━━━━━ Records shown ━━━━━
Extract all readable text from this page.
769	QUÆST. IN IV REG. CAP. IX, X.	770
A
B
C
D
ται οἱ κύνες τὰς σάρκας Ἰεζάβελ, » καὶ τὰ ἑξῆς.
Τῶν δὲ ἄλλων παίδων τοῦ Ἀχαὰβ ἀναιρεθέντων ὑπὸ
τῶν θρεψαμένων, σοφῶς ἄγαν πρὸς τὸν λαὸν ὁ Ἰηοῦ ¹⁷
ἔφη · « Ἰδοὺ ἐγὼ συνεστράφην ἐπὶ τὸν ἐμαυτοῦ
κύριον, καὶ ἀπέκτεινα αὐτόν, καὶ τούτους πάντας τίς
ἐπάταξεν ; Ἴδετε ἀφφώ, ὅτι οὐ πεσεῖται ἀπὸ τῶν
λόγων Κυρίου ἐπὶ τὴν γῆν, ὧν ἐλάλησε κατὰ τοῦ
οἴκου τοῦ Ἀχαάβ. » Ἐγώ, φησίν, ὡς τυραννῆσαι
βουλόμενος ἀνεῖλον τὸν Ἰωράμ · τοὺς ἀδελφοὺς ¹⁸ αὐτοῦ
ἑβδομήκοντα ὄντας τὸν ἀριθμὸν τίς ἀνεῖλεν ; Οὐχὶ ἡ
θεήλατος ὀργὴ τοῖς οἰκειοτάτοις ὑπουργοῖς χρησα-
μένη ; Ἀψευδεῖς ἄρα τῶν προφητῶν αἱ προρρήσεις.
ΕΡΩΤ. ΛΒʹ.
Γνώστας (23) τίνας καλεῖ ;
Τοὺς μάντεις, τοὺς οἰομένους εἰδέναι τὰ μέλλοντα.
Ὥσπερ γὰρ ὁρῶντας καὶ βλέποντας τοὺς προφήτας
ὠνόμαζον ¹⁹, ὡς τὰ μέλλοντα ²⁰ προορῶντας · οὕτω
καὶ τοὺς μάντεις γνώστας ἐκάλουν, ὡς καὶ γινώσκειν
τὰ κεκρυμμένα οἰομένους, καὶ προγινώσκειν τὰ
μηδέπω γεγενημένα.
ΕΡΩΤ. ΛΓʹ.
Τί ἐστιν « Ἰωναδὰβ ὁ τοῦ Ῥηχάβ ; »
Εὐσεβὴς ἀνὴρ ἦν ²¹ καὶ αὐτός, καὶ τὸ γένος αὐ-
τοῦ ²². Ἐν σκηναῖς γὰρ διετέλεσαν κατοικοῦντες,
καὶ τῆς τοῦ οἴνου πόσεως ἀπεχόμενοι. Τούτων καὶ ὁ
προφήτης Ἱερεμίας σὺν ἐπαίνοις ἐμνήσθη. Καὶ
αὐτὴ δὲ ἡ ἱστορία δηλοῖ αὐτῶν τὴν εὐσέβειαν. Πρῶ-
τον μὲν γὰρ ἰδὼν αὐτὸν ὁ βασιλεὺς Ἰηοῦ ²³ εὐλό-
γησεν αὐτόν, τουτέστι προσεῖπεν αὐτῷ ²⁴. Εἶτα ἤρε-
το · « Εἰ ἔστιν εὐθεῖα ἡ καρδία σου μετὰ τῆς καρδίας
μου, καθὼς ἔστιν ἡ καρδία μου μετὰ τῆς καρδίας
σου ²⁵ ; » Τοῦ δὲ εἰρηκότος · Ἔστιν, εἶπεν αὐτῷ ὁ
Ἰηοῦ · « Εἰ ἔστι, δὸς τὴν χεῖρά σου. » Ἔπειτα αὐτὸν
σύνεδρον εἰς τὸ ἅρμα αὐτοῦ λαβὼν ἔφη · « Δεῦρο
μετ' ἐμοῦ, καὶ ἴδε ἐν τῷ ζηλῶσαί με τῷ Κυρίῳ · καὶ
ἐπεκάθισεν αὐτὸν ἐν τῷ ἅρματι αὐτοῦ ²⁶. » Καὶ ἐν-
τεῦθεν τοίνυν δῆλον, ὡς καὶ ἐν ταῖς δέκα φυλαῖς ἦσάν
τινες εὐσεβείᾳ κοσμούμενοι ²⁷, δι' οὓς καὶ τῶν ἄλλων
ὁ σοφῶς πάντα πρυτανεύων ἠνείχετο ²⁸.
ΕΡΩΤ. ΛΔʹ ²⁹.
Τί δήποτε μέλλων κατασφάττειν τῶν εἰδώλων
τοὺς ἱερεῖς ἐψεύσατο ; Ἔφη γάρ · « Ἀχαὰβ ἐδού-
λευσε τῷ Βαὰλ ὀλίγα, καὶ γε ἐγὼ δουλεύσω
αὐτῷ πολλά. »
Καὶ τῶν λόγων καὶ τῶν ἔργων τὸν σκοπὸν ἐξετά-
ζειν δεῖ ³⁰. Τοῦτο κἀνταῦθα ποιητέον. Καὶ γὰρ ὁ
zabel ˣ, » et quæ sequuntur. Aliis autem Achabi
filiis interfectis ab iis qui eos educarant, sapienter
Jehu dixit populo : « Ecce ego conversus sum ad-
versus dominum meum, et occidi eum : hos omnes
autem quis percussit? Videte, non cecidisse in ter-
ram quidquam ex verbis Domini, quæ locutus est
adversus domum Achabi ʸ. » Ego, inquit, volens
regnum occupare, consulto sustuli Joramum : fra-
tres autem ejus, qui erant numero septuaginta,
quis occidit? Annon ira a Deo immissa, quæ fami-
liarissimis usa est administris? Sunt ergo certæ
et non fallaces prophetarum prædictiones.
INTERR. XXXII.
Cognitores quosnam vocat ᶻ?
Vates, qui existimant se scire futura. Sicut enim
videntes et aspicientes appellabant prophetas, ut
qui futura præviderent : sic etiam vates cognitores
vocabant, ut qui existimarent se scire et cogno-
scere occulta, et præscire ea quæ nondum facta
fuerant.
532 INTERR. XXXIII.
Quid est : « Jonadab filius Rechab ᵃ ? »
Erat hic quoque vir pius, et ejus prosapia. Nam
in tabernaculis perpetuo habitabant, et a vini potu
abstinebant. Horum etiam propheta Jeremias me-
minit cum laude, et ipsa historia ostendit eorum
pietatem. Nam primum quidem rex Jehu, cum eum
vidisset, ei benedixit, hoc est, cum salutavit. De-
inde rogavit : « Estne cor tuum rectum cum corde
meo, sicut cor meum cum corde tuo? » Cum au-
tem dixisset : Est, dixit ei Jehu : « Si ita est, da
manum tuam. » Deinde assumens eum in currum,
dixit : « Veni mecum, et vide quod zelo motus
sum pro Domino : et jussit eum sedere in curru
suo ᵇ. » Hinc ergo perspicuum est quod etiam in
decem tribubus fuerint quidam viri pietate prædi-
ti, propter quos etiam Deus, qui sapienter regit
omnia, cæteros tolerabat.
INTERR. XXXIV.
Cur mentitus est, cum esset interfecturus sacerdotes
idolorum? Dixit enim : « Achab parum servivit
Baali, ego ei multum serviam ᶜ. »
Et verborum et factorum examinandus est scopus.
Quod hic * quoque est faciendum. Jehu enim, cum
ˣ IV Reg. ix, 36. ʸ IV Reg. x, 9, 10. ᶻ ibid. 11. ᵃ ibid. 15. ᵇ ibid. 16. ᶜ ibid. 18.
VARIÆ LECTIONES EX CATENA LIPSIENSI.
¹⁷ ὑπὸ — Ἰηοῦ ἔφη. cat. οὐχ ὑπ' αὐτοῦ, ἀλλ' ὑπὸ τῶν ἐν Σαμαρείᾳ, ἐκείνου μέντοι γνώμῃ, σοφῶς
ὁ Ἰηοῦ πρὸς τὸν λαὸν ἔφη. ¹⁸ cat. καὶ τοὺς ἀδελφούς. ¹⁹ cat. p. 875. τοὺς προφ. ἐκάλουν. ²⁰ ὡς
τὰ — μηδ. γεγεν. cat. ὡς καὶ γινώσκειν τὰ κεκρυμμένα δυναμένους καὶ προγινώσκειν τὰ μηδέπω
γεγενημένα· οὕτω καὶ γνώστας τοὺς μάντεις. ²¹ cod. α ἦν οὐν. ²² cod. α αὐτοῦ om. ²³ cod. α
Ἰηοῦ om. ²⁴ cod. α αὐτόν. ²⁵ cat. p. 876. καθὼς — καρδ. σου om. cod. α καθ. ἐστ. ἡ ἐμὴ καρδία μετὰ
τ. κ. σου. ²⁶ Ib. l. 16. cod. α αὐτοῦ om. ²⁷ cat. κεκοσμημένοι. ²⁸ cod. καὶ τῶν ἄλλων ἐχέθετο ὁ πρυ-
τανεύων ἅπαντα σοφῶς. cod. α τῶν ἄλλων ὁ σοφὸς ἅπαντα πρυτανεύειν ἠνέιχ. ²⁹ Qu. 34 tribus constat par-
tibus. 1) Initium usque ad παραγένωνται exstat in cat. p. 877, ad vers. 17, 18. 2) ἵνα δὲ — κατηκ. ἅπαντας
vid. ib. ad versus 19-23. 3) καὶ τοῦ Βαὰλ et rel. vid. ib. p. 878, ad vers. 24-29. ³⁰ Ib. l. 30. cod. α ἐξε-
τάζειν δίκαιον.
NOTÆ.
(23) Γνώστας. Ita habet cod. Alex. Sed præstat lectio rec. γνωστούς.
━━━━━
*Your instructions*. The answer must consist solely of the number of lines in the entries that contain the word "μετὰ".

*Complete response*. 3